Records supplied
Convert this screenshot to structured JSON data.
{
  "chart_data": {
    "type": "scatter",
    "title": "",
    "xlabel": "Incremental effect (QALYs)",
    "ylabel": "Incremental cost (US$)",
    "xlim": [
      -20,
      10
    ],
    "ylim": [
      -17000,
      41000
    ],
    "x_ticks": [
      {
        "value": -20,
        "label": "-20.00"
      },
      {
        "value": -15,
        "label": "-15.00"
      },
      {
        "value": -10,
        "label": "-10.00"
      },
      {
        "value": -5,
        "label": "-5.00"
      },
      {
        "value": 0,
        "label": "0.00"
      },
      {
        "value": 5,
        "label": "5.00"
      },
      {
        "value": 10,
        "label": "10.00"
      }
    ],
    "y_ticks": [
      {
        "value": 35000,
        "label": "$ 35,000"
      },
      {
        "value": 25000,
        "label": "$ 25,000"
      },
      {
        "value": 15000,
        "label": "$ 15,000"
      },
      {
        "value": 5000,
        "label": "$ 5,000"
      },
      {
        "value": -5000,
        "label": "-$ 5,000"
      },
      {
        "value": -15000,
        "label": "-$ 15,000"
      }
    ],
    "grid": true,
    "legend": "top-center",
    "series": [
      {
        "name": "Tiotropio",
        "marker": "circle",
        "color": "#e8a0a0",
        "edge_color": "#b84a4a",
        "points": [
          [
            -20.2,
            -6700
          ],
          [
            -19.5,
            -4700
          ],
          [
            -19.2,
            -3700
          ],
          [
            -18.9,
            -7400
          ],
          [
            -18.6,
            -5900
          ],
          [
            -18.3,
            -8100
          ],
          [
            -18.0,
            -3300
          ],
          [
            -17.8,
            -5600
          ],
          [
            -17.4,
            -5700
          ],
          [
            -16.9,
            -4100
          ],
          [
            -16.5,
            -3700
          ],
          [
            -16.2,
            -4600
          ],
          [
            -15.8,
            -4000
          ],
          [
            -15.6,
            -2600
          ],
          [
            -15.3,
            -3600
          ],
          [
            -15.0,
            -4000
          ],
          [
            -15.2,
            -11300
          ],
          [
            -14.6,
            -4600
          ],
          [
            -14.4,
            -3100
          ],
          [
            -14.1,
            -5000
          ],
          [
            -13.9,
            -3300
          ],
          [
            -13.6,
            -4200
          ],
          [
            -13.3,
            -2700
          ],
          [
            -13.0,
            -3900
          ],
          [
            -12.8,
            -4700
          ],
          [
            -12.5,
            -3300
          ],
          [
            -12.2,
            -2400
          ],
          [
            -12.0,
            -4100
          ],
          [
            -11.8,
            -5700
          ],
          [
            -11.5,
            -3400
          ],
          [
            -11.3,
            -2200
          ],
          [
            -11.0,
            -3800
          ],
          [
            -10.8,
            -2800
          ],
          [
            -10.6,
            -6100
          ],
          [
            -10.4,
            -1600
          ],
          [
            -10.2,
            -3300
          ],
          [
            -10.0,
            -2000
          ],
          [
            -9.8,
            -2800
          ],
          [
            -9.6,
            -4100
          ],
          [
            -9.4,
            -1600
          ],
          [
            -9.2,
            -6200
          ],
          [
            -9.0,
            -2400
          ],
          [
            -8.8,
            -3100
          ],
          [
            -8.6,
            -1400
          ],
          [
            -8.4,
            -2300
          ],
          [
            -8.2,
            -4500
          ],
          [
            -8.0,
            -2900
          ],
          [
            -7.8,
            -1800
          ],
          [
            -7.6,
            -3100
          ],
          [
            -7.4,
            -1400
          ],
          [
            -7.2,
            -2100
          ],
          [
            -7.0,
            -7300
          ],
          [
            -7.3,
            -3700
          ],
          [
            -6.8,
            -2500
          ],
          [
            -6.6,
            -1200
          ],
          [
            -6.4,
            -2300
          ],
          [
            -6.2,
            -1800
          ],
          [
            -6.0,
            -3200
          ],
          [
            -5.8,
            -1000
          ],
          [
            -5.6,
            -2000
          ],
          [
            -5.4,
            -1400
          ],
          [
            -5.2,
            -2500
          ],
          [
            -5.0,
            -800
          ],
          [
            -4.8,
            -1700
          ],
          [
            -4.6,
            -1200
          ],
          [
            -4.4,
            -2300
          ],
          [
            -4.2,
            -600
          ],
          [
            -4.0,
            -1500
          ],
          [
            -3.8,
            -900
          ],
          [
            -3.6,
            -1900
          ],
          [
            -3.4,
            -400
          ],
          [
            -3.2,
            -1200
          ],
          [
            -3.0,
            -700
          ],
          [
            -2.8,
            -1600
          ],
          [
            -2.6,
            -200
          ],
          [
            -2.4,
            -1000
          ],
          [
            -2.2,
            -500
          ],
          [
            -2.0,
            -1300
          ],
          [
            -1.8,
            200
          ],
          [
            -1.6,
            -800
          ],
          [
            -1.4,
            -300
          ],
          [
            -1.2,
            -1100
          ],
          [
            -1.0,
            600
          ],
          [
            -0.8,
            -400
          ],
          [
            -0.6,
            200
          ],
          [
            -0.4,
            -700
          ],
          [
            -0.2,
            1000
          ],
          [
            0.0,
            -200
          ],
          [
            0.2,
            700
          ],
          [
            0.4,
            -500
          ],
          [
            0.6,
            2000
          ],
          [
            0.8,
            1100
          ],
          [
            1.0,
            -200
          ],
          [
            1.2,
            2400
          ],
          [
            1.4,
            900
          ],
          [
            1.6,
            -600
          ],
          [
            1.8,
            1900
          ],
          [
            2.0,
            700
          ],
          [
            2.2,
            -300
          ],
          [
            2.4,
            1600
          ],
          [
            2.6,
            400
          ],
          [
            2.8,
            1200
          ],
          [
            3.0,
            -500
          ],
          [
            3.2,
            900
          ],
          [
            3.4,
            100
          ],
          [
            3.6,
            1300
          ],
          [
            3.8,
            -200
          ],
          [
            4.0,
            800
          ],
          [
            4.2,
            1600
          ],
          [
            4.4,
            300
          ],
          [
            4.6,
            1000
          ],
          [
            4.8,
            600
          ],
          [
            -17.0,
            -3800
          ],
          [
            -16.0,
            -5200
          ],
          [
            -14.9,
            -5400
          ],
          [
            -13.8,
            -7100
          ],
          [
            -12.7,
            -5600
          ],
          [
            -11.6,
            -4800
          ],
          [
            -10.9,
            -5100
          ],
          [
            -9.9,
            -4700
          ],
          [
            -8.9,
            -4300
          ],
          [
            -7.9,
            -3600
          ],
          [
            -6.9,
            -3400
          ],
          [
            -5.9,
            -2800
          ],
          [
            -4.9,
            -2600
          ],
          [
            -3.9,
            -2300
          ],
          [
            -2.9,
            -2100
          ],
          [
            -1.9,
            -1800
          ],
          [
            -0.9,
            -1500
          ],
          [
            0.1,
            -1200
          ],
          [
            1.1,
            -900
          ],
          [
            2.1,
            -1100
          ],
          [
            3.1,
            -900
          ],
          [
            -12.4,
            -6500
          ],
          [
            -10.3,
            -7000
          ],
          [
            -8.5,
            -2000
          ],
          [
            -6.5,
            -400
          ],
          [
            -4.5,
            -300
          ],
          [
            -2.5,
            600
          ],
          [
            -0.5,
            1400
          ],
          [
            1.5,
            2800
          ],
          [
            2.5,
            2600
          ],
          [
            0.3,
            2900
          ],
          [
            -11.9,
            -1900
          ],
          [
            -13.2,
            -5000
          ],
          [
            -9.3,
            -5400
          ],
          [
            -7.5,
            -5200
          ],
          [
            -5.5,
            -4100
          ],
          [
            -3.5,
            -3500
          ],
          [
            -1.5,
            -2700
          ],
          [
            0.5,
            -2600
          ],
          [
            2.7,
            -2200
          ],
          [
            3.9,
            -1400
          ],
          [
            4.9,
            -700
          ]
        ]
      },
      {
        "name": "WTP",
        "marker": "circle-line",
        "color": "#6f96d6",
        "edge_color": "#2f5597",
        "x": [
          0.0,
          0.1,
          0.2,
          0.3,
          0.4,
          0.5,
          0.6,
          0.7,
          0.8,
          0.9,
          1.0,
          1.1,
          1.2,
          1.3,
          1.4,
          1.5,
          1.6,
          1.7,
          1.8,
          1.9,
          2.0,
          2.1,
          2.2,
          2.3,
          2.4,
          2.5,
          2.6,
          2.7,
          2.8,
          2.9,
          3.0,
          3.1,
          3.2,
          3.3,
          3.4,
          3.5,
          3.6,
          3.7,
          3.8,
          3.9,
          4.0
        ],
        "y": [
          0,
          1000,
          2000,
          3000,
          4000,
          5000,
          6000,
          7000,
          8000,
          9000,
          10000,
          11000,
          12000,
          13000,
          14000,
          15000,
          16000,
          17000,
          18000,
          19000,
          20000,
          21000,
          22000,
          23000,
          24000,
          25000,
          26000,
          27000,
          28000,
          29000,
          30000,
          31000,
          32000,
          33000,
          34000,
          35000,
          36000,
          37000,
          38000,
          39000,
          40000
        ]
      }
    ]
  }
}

Problem details
Using the listing, collect all lines in which the string "Incremental" is found.

Solution for this exercise
    "xlabel": "Incremental effect (QALYs)",
    "ylabel": "Incremental cost (US$)",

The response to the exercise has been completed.